Copy every line that contains the string "icon" from the entries below.

**SUPPLIED RECORDS:**

......

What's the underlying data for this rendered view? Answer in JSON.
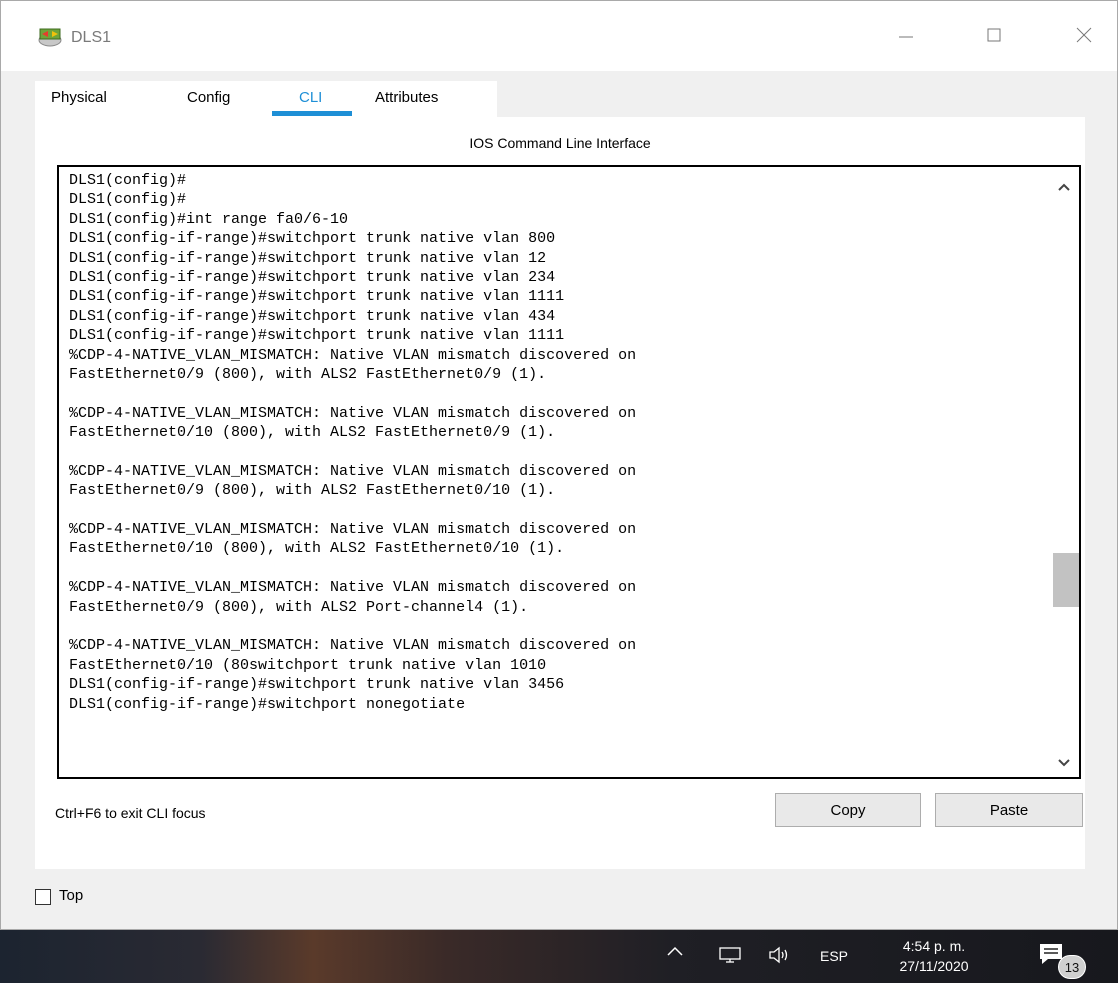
{
  "window": {
    "title": "DLS1",
    "minimize_icon": "minimize-icon",
    "maximize_icon": "maximize-icon",
    "close_icon": "close-icon"
  },
  "tabs": [
    {
      "label": "Physical",
      "active": false
    },
    {
      "label": "Config",
      "active": false
    },
    {
      "label": "CLI",
      "active": true
    },
    {
      "label": "Attributes",
      "active": false
    }
  ],
  "cli": {
    "heading": "IOS Command Line Interface",
    "lines": [
      "DLS1(config)#",
      "DLS1(config)#",
      "DLS1(config)#int range fa0/6-10",
      "DLS1(config-if-range)#switchport trunk native vlan 800",
      "DLS1(config-if-range)#switchport trunk native vlan 12",
      "DLS1(config-if-range)#switchport trunk native vlan 234",
      "DLS1(config-if-range)#switchport trunk native vlan 1111",
      "DLS1(config-if-range)#switchport trunk native vlan 434",
      "DLS1(config-if-range)#switchport trunk native vlan 1111",
      "%CDP-4-NATIVE_VLAN_MISMATCH: Native VLAN mismatch discovered on",
      "FastEthernet0/9 (800), with ALS2 FastEthernet0/9 (1).",
      "",
      "%CDP-4-NATIVE_VLAN_MISMATCH: Native VLAN mismatch discovered on",
      "FastEthernet0/10 (800), with ALS2 FastEthernet0/9 (1).",
      "",
      "%CDP-4-NATIVE_VLAN_MISMATCH: Native VLAN mismatch discovered on",
      "FastEthernet0/9 (800), with ALS2 FastEthernet0/10 (1).",
      "",
      "%CDP-4-NATIVE_VLAN_MISMATCH: Native VLAN mismatch discovered on",
      "FastEthernet0/10 (800), with ALS2 FastEthernet0/10 (1).",
      "",
      "%CDP-4-NATIVE_VLAN_MISMATCH: Native VLAN mismatch discovered on",
      "FastEthernet0/9 (800), with ALS2 Port-channel4 (1).",
      "",
      "%CDP-4-NATIVE_VLAN_MISMATCH: Native VLAN mismatch discovered on",
      "FastEthernet0/10 (80switchport trunk native vlan 1010",
      "DLS1(config-if-range)#switchport trunk native vlan 3456",
      "DLS1(config-if-range)#switchport nonegotiate"
    ],
    "exit_hint": "Ctrl+F6 to exit CLI focus",
    "copy_label": "Copy",
    "paste_label": "Paste"
  },
  "footer": {
    "top_label": "Top",
    "top_checked": false
  },
  "taskbar": {
    "language": "ESP",
    "time": "4:54 p. m.",
    "date": "27/11/2020",
    "notification_count": "13"
  }
}
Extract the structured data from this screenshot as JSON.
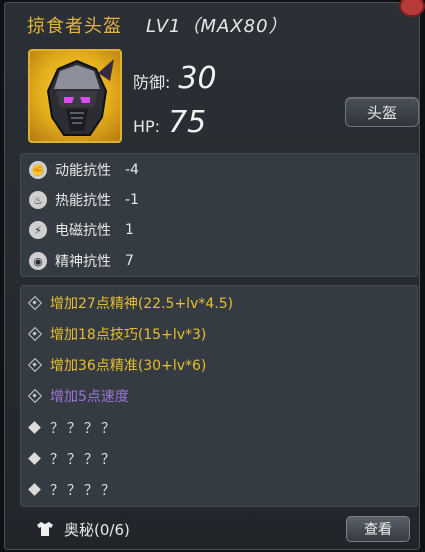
{
  "item": {
    "name": "掠食者头盔",
    "level": "LV1（MAX80）"
  },
  "stats": {
    "defense_label": "防御:",
    "defense_value": "30",
    "hp_label": "HP:",
    "hp_value": "75"
  },
  "slot_button": "头盔",
  "resistances": [
    {
      "label": "动能抗性",
      "value": "-4",
      "icon": "kinetic-icon"
    },
    {
      "label": "热能抗性",
      "value": "-1",
      "icon": "thermal-icon"
    },
    {
      "label": "电磁抗性",
      "value": "1",
      "icon": "em-icon"
    },
    {
      "label": "精神抗性",
      "value": "7",
      "icon": "psychic-icon"
    }
  ],
  "bonuses": [
    {
      "text": "增加27点精神(22.5+lv*4.5)",
      "color": "#e6be2e"
    },
    {
      "text": "增加18点技巧(15+lv*3)",
      "color": "#e6be2e"
    },
    {
      "text": "增加36点精准(30+lv*6)",
      "color": "#e6be2e"
    },
    {
      "text": "增加5点速度",
      "color": "#9b74d8"
    },
    {
      "text": "？？？？"
    },
    {
      "text": "？？？？"
    },
    {
      "text": "？？？？"
    }
  ],
  "footer": {
    "label": "奥秘(0/6)",
    "view_button": "查看"
  }
}
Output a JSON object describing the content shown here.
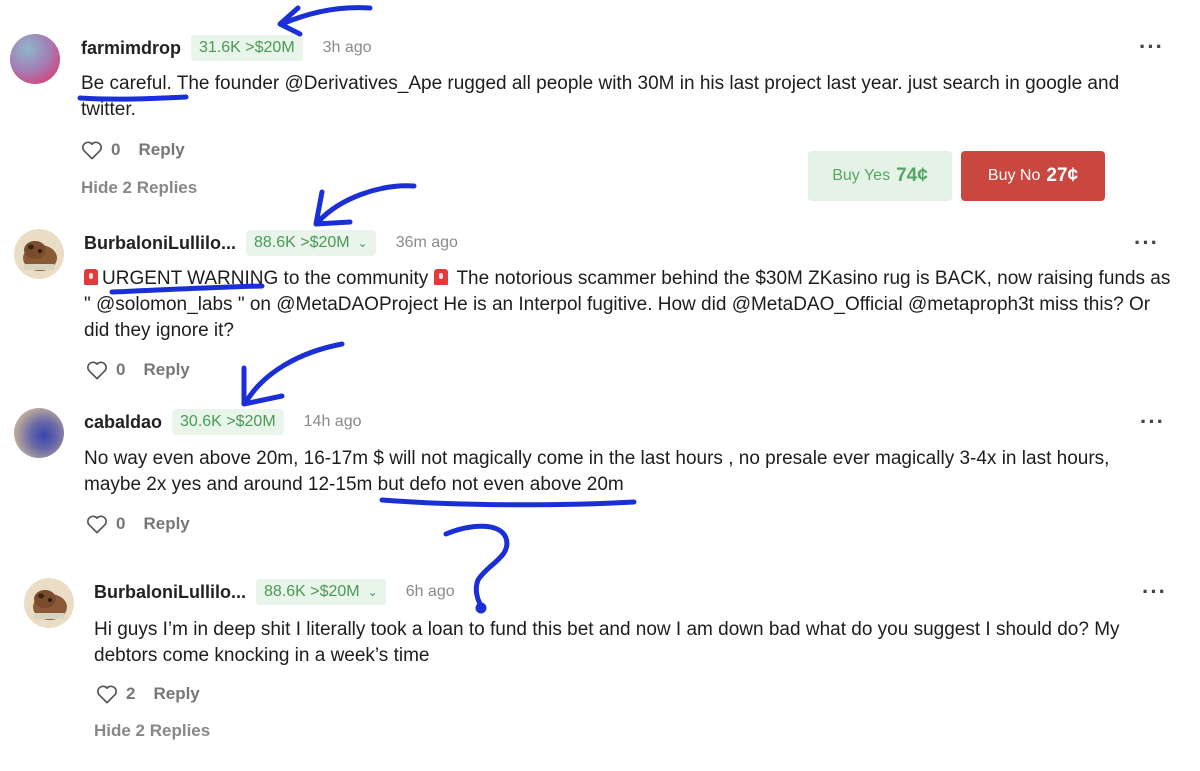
{
  "comments": [
    {
      "username": "farmimdrop",
      "badge": "31.6K >$20M",
      "time": "3h ago",
      "text_lead": "Be careful.",
      "text_rest": " The founder @Derivatives_Ape rugged all people with 30M in his last project last year. just search in google and twitter.",
      "likes": "0",
      "reply_label": "Reply",
      "hide_replies": "Hide 2 Replies"
    },
    {
      "username": "BurbaloniLullilo...",
      "badge": "88.6K >$20M",
      "time": "36m ago",
      "text_lead": "URGENT WARNING",
      "text_mid": " to the community ",
      "text_rest": " The notorious scammer behind the $30M ZKasino rug is BACK, now raising funds as \" @solomon_labs \" on @MetaDAOProject He is an Interpol fugitive. How did @MetaDAO_Official @metaproph3t miss this? Or did they ignore it?",
      "likes": "0",
      "reply_label": "Reply"
    },
    {
      "username": "cabaldao",
      "badge": "30.6K >$20M",
      "time": "14h ago",
      "text_lead": "No way even above 20m, 16-17m $ will not magically come in the last hours , no presale ever magically 3-4x in last hours, maybe 2x yes and around 12-15m ",
      "text_rest": "but defo not even above 20m",
      "likes": "0",
      "reply_label": "Reply"
    },
    {
      "username": "BurbaloniLullilo...",
      "badge": "88.6K >$20M",
      "time": "6h ago",
      "text": "Hi guys I’m in deep shit I literally took a loan to fund this bet and now I am down bad what do you suggest I should do? My debtors come knocking in a week’s time",
      "likes": "2",
      "reply_label": "Reply",
      "hide_replies": "Hide 2 Replies"
    }
  ],
  "trade": {
    "yes_label": "Buy Yes",
    "yes_price": "74¢",
    "no_label": "Buy No",
    "no_price": "27¢"
  },
  "more_icon": "more-horizontal-icon",
  "colors": {
    "badge_bg": "#e9f4ea",
    "badge_text": "#4a9a57",
    "buy_no_bg": "#c9473f",
    "buy_yes_bg": "#e4f3e6",
    "annotation_ink": "#1b2fd6"
  }
}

......

**RESPONSE TO THE EXERCISE:**
    "minimize_icon": "minimize-icon",
    "maximize_icon": "maximize-icon",
    "close_icon": "close-icon"
      "icon": "kinetic-icon"
      "icon": "thermal-icon"
      "icon": "em-icon"
      "icon": "psychic-icon"
  "more_icon": "more-horizontal-icon",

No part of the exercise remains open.